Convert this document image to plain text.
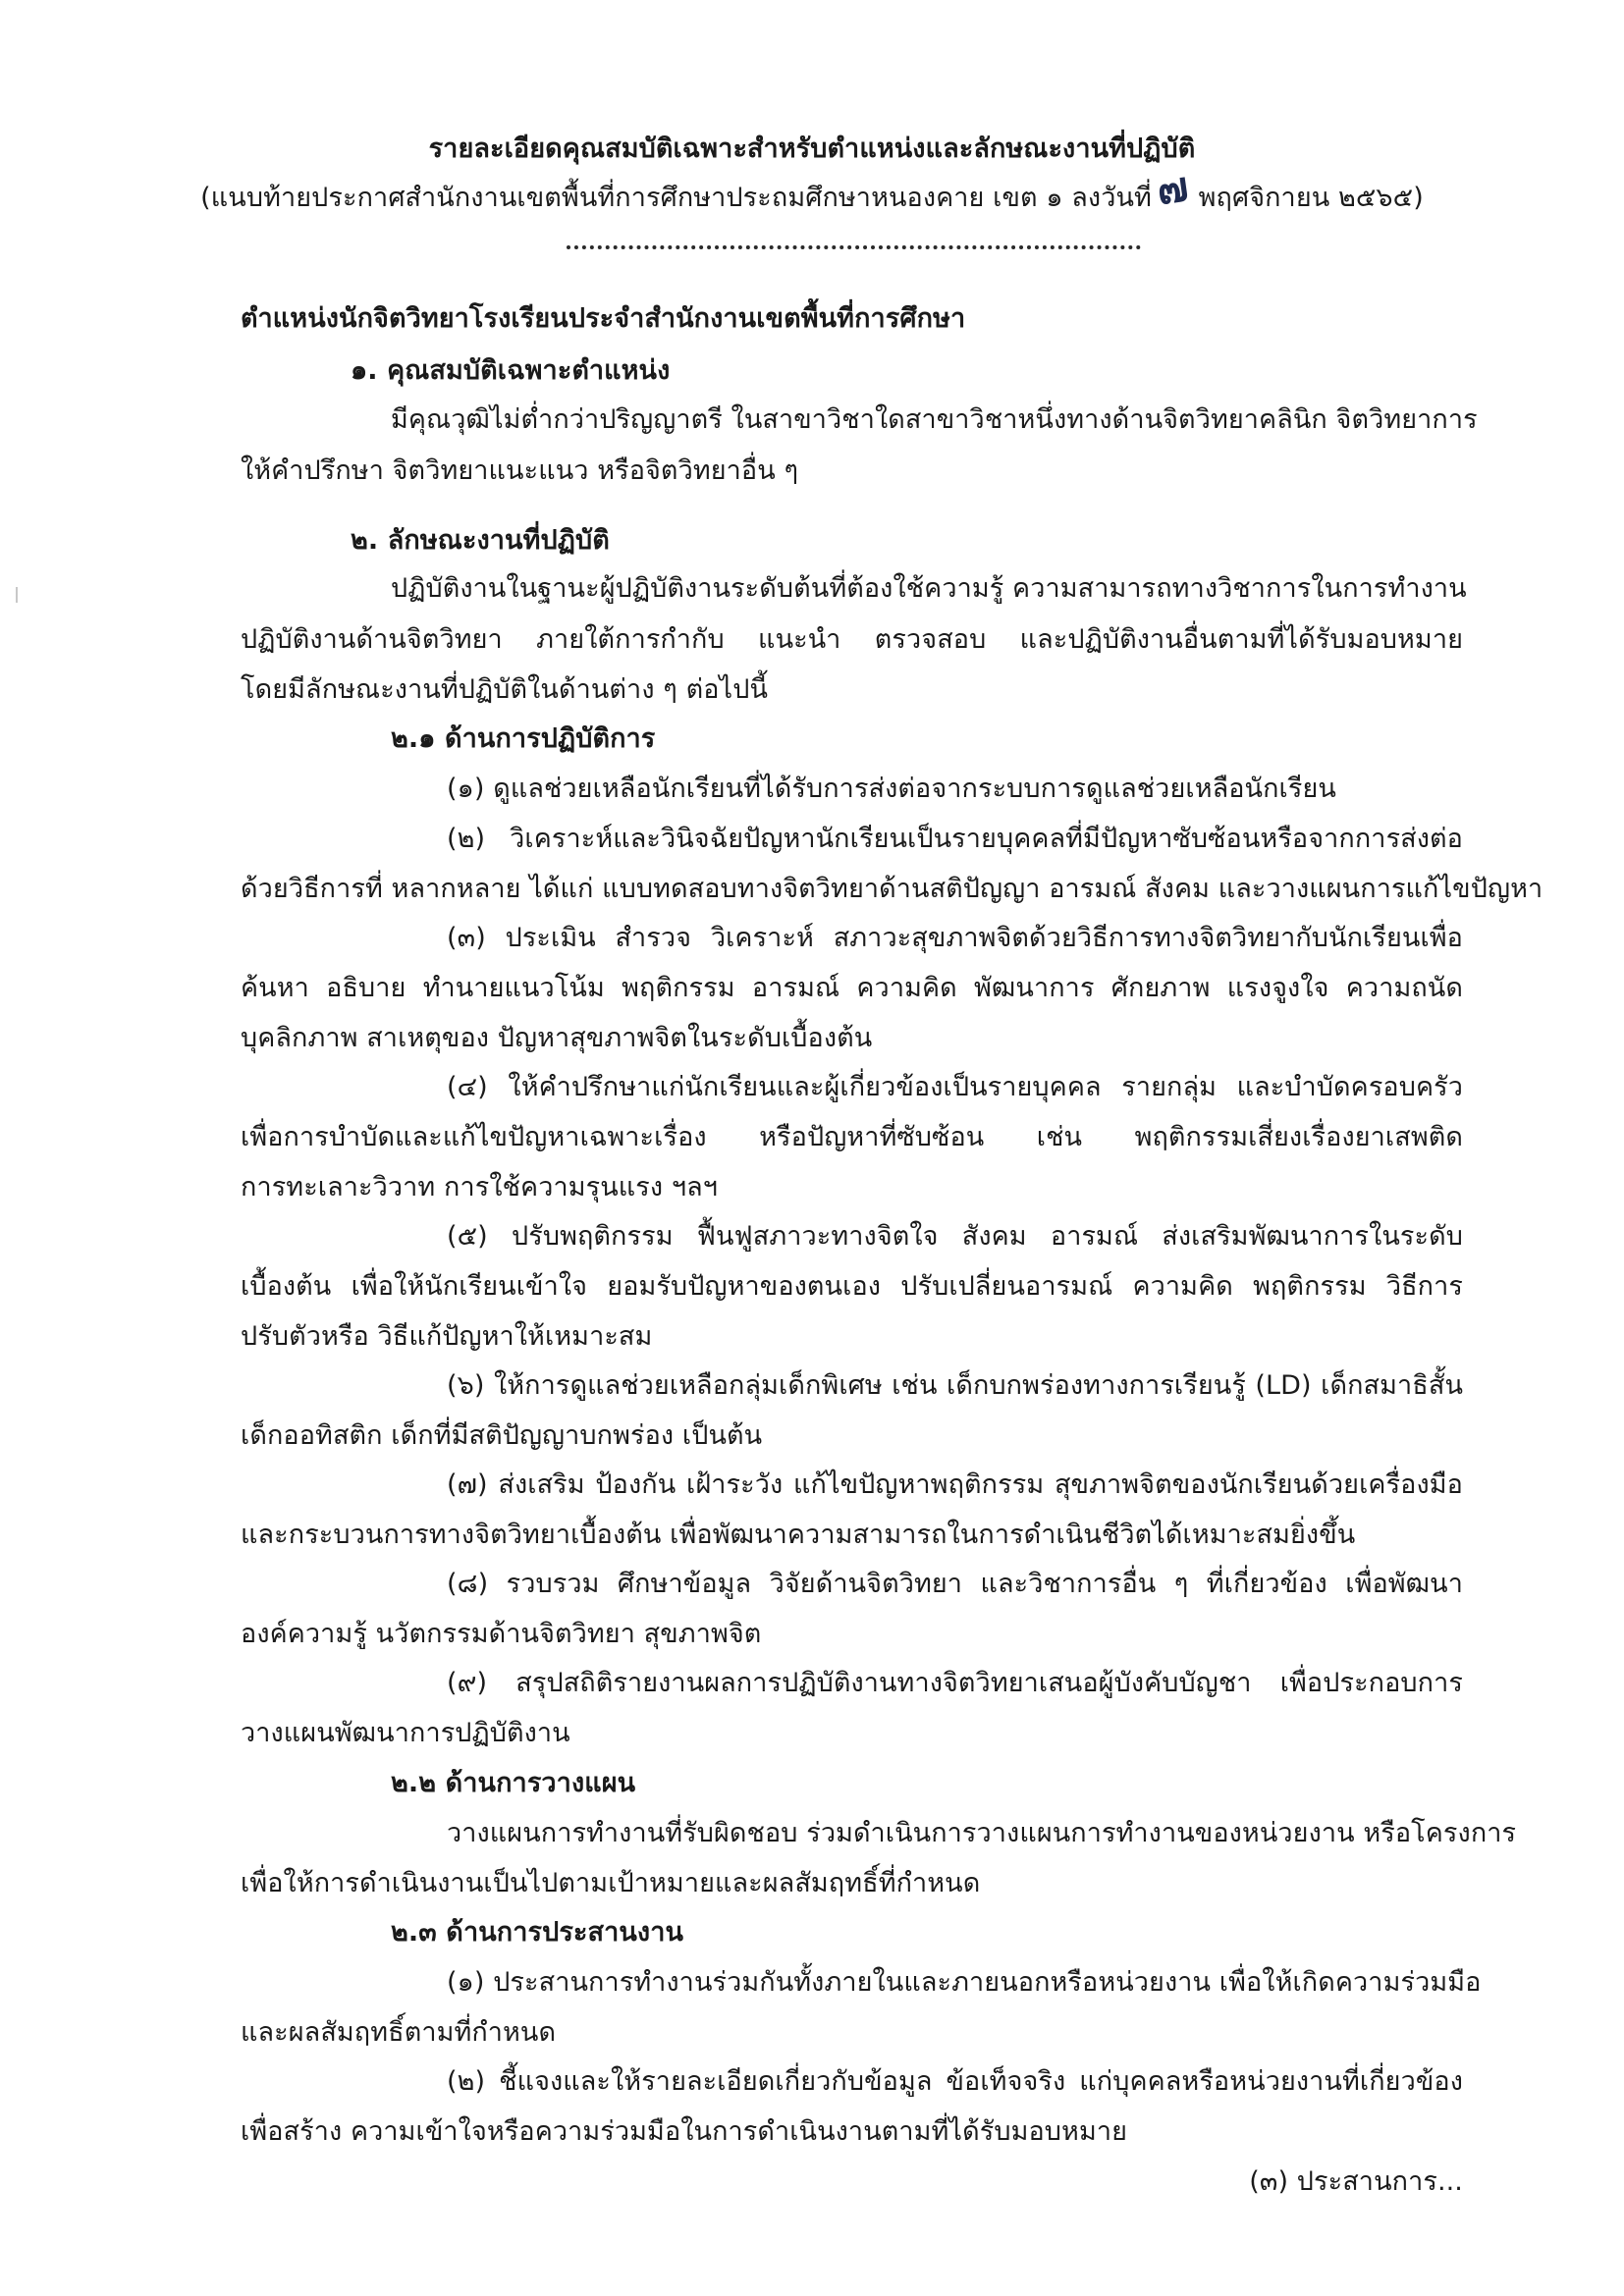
รายละเอียดคุณสมบัติเฉพาะสำหรับตำแหน่งและลักษณะงานที่ปฏิบัติ
(แนบท้ายประกาศสำนักงานเขตพื้นที่การศึกษาประถมศึกษาหนองคาย เขต ๑ ลงวันที่๗ พฤศจิกายน ๒๕๖๕)
ตำแหน่งนักจิตวิทยาโรงเรียนประจำสำนักงานเขตพื้นที่การศึกษา
๑. คุณสมบัติเฉพาะตำแหน่ง
มีคุณวุฒิไม่ต่ำกว่าปริญญาตรี ในสาขาวิชาใดสาขาวิชาหนึ่งทางด้านจิตวิทยาคลินิก จิตวิทยาการ
ให้คำปรึกษา จิตวิทยาแนะแนว หรือจิตวิทยาอื่น ๆ
๒. ลักษณะงานที่ปฏิบัติ
ปฏิบัติงานในฐานะผู้ปฏิบัติงานระดับต้นที่ต้องใช้ความรู้ ความสามารถทางวิชาการในการทำงาน
ปฏิบัติงานด้านจิตวิทยา ภายใต้การกำกับ แนะนำ ตรวจสอบ และปฏิบัติงานอื่นตามที่ได้รับมอบหมาย
โดยมีลักษณะงานที่ปฏิบัติในด้านต่าง ๆ ต่อไปนี้
๒.๑ ด้านการปฏิบัติการ
(๑) ดูแลช่วยเหลือนักเรียนที่ได้รับการส่งต่อจากระบบการดูแลช่วยเหลือนักเรียน
(๒) วิเคราะห์และวินิจฉัยปัญหานักเรียนเป็นรายบุคคลที่มีปัญหาซับซ้อนหรือจากการส่งต่อ
ด้วยวิธีการที่ หลากหลาย ได้แก่ แบบทดสอบทางจิตวิทยาด้านสติปัญญา อารมณ์ สังคม และวางแผนการแก้ไขปัญหา
(๓) ประเมิน สำรวจ วิเคราะห์ สภาวะสุขภาพจิตด้วยวิธีการทางจิตวิทยากับนักเรียนเพื่อ
ค้นหา อธิบาย ทำนายแนวโน้ม พฤติกรรม อารมณ์ ความคิด พัฒนาการ ศักยภาพ แรงจูงใจ ความถนัด
บุคลิกภาพ สาเหตุของ ปัญหาสุขภาพจิตในระดับเบื้องต้น
(๔) ให้คำปรึกษาแก่นักเรียนและผู้เกี่ยวข้องเป็นรายบุคคล รายกลุ่ม และบำบัดครอบครัว
เพื่อการบำบัดและแก้ไขปัญหาเฉพาะเรื่อง หรือปัญหาที่ซับซ้อน เช่น พฤติกรรมเสี่ยงเรื่องยาเสพติด
การทะเลาะวิวาท การใช้ความรุนแรง ฯลฯ
(๕) ปรับพฤติกรรม ฟื้นฟูสภาวะทางจิตใจ สังคม อารมณ์ ส่งเสริมพัฒนาการในระดับ
เบื้องต้น เพื่อให้นักเรียนเข้าใจ ยอมรับปัญหาของตนเอง ปรับเปลี่ยนอารมณ์ ความคิด พฤติกรรม วิธีการ
ปรับตัวหรือ วิธีแก้ปัญหาให้เหมาะสม
(๖) ให้การดูแลช่วยเหลือกลุ่มเด็กพิเศษ เช่น เด็กบกพร่องทางการเรียนรู้ (LD) เด็กสมาธิสั้น
เด็กออทิสติก เด็กที่มีสติปัญญาบกพร่อง เป็นต้น
(๗) ส่งเสริม ป้องกัน เฝ้าระวัง แก้ไขปัญหาพฤติกรรม สุขภาพจิตของนักเรียนด้วยเครื่องมือ
และกระบวนการทางจิตวิทยาเบื้องต้น เพื่อพัฒนาความสามารถในการดำเนินชีวิตได้เหมาะสมยิ่งขึ้น
(๘) รวบรวม ศึกษาข้อมูล วิจัยด้านจิตวิทยา และวิชาการอื่น ๆ ที่เกี่ยวข้อง เพื่อพัฒนา
องค์ความรู้ นวัตกรรมด้านจิตวิทยา สุขภาพจิต
(๙) สรุปสถิติรายงานผลการปฏิบัติงานทางจิตวิทยาเสนอผู้บังคับบัญชา เพื่อประกอบการ
วางแผนพัฒนาการปฏิบัติงาน
๒.๒ ด้านการวางแผน
วางแผนการทำงานที่รับผิดชอบ ร่วมดำเนินการวางแผนการทำงานของหน่วยงาน หรือโครงการ
เพื่อให้การดำเนินงานเป็นไปตามเป้าหมายและผลสัมฤทธิ์ที่กำหนด
๒.๓ ด้านการประสานงาน
(๑) ประสานการทำงานร่วมกันทั้งภายในและภายนอกหรือหน่วยงาน เพื่อให้เกิดความร่วมมือ
และผลสัมฤทธิ์ตามที่กำหนด
(๒) ชี้แจงและให้รายละเอียดเกี่ยวกับข้อมูล ข้อเท็จจริง แก่บุคคลหรือหน่วยงานที่เกี่ยวข้อง
เพื่อสร้าง ความเข้าใจหรือความร่วมมือในการดำเนินงานตามที่ได้รับมอบหมาย
(๓) ประสานการ...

§ SHORT EXERCISE:
A faithful copy of the records above is needed, with the pictures left out.

§ IN RESPONSE:
Convert this document image to plain text.
รายละเอียดคุณสมบัติเฉพาะสำหรับตำแหน่งและลักษณะงานที่ปฏิบัติ
(แนบท้ายประกาศสำนักงานเขตพื้นที่การศึกษาประถมศึกษาหนองคาย เขต ๑ ลงวันที่๗ พฤศจิกายน ๒๕๖๕)
ตำแหน่งนักจิตวิทยาโรงเรียนประจำสำนักงานเขตพื้นที่การศึกษา
๑. คุณสมบัติเฉพาะตำแหน่ง
มีคุณวุฒิไม่ต่ำกว่าปริญญาตรี ในสาขาวิชาใดสาขาวิชาหนึ่งทางด้านจิตวิทยาคลินิก จิตวิทยาการ
ให้คำปรึกษา จิตวิทยาแนะแนว หรือจิตวิทยาอื่น ๆ
๒. ลักษณะงานที่ปฏิบัติ
ปฏิบัติงานในฐานะผู้ปฏิบัติงานระดับต้นที่ต้องใช้ความรู้ ความสามารถทางวิชาการในการทำงาน
ปฏิบัติงานด้านจิตวิทยา ภายใต้การกำกับ แนะนำ ตรวจสอบ และปฏิบัติงานอื่นตามที่ได้รับมอบหมาย
โดยมีลักษณะงานที่ปฏิบัติในด้านต่าง ๆ ต่อไปนี้
๒.๑ ด้านการปฏิบัติการ
(๑) ดูแลช่วยเหลือนักเรียนที่ได้รับการส่งต่อจากระบบการดูแลช่วยเหลือนักเรียน
(๒) วิเคราะห์และวินิจฉัยปัญหานักเรียนเป็นรายบุคคลที่มีปัญหาซับซ้อนหรือจากการส่งต่อ
ด้วยวิธีการที่ หลากหลาย ได้แก่ แบบทดสอบทางจิตวิทยาด้านสติปัญญา อารมณ์ สังคม และวางแผนการแก้ไขปัญหา
(๓) ประเมิน สำรวจ วิเคราะห์ สภาวะสุขภาพจิตด้วยวิธีการทางจิตวิทยากับนักเรียนเพื่อ
ค้นหา อธิบาย ทำนายแนวโน้ม พฤติกรรม อารมณ์ ความคิด พัฒนาการ ศักยภาพ แรงจูงใจ ความถนัด
บุคลิกภาพ สาเหตุของ ปัญหาสุขภาพจิตในระดับเบื้องต้น
(๔) ให้คำปรึกษาแก่นักเรียนและผู้เกี่ยวข้องเป็นรายบุคคล รายกลุ่ม และบำบัดครอบครัว
เพื่อการบำบัดและแก้ไขปัญหาเฉพาะเรื่อง หรือปัญหาที่ซับซ้อน เช่น พฤติกรรมเสี่ยงเรื่องยาเสพติด
การทะเลาะวิวาท การใช้ความรุนแรง ฯลฯ
(๕) ปรับพฤติกรรม ฟื้นฟูสภาวะทางจิตใจ สังคม อารมณ์ ส่งเสริมพัฒนาการในระดับ
เบื้องต้น เพื่อให้นักเรียนเข้าใจ ยอมรับปัญหาของตนเอง ปรับเปลี่ยนอารมณ์ ความคิด พฤติกรรม วิธีการ
ปรับตัวหรือ วิธีแก้ปัญหาให้เหมาะสม
(๖) ให้การดูแลช่วยเหลือกลุ่มเด็กพิเศษ เช่น เด็กบกพร่องทางการเรียนรู้ (LD) เด็กสมาธิสั้น
เด็กออทิสติก เด็กที่มีสติปัญญาบกพร่อง เป็นต้น
(๗) ส่งเสริม ป้องกัน เฝ้าระวัง แก้ไขปัญหาพฤติกรรม สุขภาพจิตของนักเรียนด้วยเครื่องมือ
และกระบวนการทางจิตวิทยาเบื้องต้น เพื่อพัฒนาความสามารถในการดำเนินชีวิตได้เหมาะสมยิ่งขึ้น
(๘) รวบรวม ศึกษาข้อมูล วิจัยด้านจิตวิทยา และวิชาการอื่น ๆ ที่เกี่ยวข้อง เพื่อพัฒนา
องค์ความรู้ นวัตกรรมด้านจิตวิทยา สุขภาพจิต
(๙) สรุปสถิติรายงานผลการปฏิบัติงานทางจิตวิทยาเสนอผู้บังคับบัญชา เพื่อประกอบการ
วางแผนพัฒนาการปฏิบัติงาน
๒.๒ ด้านการวางแผน
วางแผนการทำงานที่รับผิดชอบ ร่วมดำเนินการวางแผนการทำงานของหน่วยงาน หรือโครงการ
เพื่อให้การดำเนินงานเป็นไปตามเป้าหมายและผลสัมฤทธิ์ที่กำหนด
๒.๓ ด้านการประสานงาน
(๑) ประสานการทำงานร่วมกันทั้งภายในและภายนอกหรือหน่วยงาน เพื่อให้เกิดความร่วมมือ
และผลสัมฤทธิ์ตามที่กำหนด
(๒) ชี้แจงและให้รายละเอียดเกี่ยวกับข้อมูล ข้อเท็จจริง แก่บุคคลหรือหน่วยงานที่เกี่ยวข้อง
เพื่อสร้าง ความเข้าใจหรือความร่วมมือในการดำเนินงานตามที่ได้รับมอบหมาย
(๓) ประสานการ...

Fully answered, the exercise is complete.